**Job**
Output, please, every line from the line that holds "What's the underlying" to the end, exactly as written.

**Data shown**
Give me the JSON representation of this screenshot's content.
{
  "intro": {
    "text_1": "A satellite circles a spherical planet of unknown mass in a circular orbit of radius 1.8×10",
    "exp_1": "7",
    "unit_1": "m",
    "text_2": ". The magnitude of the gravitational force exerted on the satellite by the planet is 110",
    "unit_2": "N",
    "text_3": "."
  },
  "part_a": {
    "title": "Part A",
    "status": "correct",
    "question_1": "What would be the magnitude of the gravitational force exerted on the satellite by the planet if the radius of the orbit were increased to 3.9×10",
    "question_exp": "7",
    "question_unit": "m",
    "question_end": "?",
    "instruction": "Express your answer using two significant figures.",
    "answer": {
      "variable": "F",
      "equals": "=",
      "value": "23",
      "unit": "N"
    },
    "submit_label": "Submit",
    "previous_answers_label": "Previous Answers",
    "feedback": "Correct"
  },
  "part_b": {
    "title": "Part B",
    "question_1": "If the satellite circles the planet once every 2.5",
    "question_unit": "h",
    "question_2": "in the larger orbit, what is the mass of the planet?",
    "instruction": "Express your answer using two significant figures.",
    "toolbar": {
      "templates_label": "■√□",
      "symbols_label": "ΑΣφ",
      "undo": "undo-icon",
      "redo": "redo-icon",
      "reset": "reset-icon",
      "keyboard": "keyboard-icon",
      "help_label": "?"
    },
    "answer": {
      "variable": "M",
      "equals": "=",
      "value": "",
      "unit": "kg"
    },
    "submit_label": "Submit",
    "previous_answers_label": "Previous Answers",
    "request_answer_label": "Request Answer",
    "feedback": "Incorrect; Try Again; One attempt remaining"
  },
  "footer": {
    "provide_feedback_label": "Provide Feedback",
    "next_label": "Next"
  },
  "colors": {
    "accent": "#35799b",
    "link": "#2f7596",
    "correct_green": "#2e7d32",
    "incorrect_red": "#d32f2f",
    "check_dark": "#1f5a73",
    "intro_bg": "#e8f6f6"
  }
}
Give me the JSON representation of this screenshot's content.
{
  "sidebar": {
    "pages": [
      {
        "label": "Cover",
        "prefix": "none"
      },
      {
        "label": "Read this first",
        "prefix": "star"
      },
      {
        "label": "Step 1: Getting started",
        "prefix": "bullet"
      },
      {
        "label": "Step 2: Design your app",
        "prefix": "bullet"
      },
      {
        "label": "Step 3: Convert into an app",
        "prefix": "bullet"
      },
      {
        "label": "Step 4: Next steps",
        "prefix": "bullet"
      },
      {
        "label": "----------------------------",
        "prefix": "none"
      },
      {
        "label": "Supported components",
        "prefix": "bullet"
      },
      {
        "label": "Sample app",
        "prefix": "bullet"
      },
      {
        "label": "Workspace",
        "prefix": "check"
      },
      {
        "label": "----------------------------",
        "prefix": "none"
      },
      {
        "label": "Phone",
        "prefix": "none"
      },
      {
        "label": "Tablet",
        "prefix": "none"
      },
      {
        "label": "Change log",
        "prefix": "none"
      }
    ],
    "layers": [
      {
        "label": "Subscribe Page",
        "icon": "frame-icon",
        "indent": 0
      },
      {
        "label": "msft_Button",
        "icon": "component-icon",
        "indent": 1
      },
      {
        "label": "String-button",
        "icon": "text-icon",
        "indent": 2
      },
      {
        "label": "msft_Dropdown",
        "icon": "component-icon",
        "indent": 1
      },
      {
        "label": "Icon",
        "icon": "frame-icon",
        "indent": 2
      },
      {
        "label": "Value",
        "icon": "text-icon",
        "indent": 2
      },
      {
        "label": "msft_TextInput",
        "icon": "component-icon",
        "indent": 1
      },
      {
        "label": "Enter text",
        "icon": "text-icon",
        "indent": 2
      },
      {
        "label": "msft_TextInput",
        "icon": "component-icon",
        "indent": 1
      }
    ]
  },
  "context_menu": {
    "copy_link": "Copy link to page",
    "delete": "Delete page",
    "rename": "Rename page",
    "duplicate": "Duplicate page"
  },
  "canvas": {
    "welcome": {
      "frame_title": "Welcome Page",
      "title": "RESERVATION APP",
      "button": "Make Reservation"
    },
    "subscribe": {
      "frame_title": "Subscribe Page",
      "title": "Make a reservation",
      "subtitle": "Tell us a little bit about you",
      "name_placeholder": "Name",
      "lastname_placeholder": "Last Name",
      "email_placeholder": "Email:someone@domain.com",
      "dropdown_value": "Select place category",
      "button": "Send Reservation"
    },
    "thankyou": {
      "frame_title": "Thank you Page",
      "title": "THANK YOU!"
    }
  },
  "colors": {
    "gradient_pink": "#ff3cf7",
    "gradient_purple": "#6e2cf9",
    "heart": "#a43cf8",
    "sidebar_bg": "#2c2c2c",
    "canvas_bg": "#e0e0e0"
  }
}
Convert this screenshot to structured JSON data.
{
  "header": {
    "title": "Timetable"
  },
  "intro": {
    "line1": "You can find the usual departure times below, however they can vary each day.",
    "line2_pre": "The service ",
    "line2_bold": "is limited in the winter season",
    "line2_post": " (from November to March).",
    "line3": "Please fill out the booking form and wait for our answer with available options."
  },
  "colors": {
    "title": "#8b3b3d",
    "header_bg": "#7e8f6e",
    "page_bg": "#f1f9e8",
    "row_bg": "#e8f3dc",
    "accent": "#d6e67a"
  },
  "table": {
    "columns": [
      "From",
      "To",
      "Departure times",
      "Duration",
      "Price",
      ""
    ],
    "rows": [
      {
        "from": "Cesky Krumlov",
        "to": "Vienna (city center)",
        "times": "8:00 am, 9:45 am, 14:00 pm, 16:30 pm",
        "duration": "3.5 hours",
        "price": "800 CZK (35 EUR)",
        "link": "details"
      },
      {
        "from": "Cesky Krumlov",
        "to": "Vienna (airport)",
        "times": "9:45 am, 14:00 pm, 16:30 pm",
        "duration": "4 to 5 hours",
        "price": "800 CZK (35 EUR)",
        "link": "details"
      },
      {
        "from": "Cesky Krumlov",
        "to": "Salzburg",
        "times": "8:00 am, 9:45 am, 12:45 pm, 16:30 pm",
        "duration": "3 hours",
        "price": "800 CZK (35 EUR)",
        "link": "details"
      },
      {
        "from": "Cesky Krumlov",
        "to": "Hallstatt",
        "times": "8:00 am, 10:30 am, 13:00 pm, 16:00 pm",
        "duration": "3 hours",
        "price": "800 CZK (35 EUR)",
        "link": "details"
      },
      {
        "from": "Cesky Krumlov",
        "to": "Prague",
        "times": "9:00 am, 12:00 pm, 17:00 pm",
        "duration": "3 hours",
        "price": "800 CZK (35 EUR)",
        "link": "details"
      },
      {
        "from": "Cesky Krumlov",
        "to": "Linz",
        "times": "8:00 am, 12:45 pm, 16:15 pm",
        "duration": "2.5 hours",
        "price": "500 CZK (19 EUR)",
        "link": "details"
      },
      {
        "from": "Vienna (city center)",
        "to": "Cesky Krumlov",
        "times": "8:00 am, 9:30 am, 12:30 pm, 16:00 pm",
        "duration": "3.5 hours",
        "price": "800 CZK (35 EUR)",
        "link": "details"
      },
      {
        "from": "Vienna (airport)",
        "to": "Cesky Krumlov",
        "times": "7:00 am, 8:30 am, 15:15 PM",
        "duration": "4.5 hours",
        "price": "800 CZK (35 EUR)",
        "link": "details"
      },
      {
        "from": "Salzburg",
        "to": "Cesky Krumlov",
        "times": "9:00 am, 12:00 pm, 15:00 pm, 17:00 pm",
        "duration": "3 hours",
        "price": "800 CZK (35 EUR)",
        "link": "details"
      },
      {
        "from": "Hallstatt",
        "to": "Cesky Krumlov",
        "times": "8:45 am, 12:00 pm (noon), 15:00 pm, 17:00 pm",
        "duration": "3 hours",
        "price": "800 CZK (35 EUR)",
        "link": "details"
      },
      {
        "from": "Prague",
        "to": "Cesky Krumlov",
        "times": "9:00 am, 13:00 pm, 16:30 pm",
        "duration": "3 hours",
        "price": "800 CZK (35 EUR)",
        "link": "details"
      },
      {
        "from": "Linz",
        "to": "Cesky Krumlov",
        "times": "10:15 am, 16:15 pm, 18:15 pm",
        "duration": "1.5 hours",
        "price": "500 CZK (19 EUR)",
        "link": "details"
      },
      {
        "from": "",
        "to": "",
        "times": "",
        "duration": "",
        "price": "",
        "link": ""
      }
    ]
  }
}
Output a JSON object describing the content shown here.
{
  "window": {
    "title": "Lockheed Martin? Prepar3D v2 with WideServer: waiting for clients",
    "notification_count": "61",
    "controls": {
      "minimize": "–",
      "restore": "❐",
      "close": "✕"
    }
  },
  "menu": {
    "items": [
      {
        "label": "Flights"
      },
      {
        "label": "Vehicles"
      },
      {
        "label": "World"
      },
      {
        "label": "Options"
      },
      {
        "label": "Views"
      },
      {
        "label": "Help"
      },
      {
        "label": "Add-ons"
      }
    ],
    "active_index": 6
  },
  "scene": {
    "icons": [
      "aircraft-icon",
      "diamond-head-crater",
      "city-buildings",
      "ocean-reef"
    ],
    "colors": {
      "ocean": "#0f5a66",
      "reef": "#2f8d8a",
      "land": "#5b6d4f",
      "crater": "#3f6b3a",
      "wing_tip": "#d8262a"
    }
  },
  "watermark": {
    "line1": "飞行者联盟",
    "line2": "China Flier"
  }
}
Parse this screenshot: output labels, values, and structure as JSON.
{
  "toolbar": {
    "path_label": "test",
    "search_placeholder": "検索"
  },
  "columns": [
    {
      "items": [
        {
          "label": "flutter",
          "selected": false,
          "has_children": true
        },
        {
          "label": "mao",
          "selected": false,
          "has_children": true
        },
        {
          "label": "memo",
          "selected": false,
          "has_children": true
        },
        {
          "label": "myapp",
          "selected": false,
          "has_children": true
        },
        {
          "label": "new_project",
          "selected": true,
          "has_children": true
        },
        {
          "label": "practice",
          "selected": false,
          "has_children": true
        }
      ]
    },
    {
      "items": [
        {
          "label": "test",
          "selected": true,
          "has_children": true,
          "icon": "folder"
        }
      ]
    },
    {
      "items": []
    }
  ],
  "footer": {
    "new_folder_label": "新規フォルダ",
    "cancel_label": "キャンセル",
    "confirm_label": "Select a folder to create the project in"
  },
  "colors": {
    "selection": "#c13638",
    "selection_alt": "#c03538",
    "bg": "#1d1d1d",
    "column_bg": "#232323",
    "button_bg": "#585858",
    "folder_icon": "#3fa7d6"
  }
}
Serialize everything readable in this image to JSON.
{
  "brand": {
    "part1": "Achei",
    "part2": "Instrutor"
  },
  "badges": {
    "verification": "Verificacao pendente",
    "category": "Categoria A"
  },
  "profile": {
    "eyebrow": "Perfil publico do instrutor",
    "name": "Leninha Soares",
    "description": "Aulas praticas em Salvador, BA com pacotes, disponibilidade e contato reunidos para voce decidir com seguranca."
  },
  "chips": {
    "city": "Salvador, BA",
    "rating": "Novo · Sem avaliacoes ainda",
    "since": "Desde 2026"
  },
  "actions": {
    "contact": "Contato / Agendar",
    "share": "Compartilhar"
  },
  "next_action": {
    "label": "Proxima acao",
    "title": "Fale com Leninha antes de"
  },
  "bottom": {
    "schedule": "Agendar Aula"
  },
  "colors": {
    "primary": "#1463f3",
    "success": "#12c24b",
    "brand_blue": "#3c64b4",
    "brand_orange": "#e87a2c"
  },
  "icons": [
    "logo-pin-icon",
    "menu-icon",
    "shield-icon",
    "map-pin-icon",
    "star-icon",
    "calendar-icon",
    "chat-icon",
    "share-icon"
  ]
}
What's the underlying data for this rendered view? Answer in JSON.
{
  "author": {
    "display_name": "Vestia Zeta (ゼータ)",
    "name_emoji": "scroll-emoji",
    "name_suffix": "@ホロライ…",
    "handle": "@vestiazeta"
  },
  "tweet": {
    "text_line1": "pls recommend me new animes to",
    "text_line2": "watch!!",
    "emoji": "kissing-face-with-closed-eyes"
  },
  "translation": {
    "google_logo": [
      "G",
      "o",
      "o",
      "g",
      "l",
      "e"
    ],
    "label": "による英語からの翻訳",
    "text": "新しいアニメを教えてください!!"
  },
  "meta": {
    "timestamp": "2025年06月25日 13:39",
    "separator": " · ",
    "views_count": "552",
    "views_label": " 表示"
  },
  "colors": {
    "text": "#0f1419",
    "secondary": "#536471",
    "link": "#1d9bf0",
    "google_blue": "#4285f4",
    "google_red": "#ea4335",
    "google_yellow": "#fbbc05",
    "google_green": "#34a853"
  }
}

**Solution below**
What's the underlying data for this rendered view? Answer in JSON.
{
  "author": {
    "display_name": "Vestia Zeta (ゼータ)",
    "name_emoji": "scroll-emoji",
    "name_suffix": "@ホロライ…",
    "handle": "@vestiazeta"
  },
  "tweet": {
    "text_line1": "pls recommend me new animes to",
    "text_line2": "watch!!",
    "emoji": "kissing-face-with-closed-eyes"
  },
  "translation": {
    "google_logo": [
      "G",
      "o",
      "o",
      "g",
      "l",
      "e"
    ],
    "label": "による英語からの翻訳",
    "text": "新しいアニメを教えてください!!"
  },
  "meta": {
    "timestamp": "2025年06月25日 13:39",
    "separator": " · ",
    "views_count": "552",
    "views_label": " 表示"
  },
  "colors": {
    "text": "#0f1419",
    "secondary": "#536471",
    "link": "#1d9bf0",
    "google_blue": "#4285f4",
    "google_red": "#ea4335",
    "google_yellow": "#fbbc05",
    "google_green": "#34a853"
  }
}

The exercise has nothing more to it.